### Extracted information
__________________________________________________
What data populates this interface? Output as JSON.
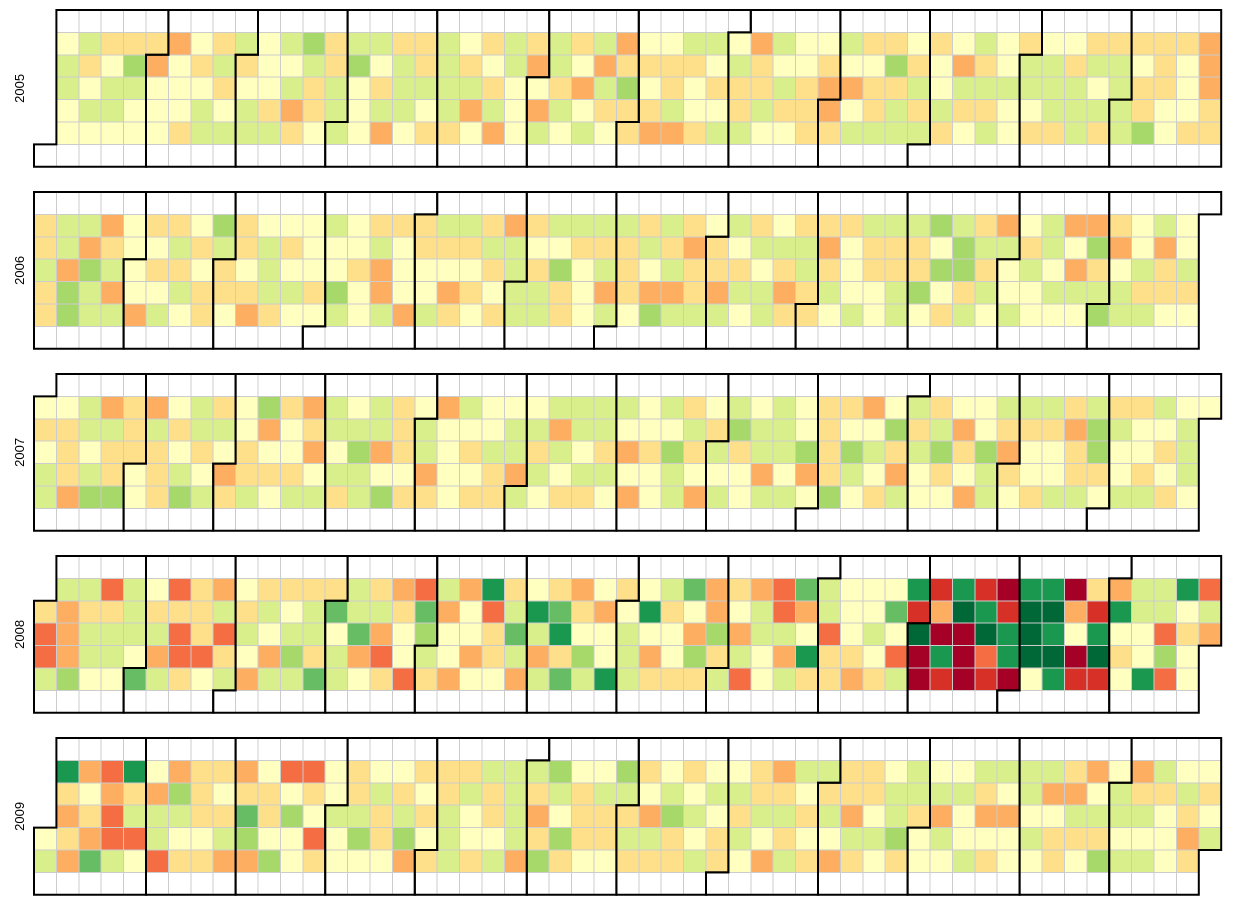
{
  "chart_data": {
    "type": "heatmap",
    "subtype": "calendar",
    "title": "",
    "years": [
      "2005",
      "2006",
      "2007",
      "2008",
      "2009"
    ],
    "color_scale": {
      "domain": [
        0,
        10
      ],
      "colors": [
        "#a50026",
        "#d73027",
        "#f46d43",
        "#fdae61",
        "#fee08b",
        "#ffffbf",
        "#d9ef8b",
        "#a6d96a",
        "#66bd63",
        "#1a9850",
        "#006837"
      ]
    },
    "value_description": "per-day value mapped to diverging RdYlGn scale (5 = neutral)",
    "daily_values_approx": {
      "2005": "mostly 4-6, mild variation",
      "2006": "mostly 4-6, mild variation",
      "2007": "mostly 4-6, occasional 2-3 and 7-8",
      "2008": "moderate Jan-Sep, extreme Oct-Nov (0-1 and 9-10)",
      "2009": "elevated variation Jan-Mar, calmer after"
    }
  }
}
__________________________________________________
### Directions for this task
Leave the pictures out and print the records above exactly as they stand.

### Response
What data populates this interface? Output as JSON.
{
  "chart_data": {
    "type": "heatmap",
    "subtype": "calendar",
    "title": "",
    "years": [
      "2005",
      "2006",
      "2007",
      "2008",
      "2009"
    ],
    "color_scale": {
      "domain": [
        0,
        10
      ],
      "colors": [
        "#a50026",
        "#d73027",
        "#f46d43",
        "#fdae61",
        "#fee08b",
        "#ffffbf",
        "#d9ef8b",
        "#a6d96a",
        "#66bd63",
        "#1a9850",
        "#006837"
      ]
    },
    "value_description": "per-day value mapped to diverging RdYlGn scale (5 = neutral)",
    "daily_values_approx": {
      "2005": "mostly 4-6, mild variation",
      "2006": "mostly 4-6, mild variation",
      "2007": "mostly 4-6, occasional 2-3 and 7-8",
      "2008": "moderate Jan-Sep, extreme Oct-Nov (0-1 and 9-10)",
      "2009": "elevated variation Jan-Mar, calmer after"
    }
  }
}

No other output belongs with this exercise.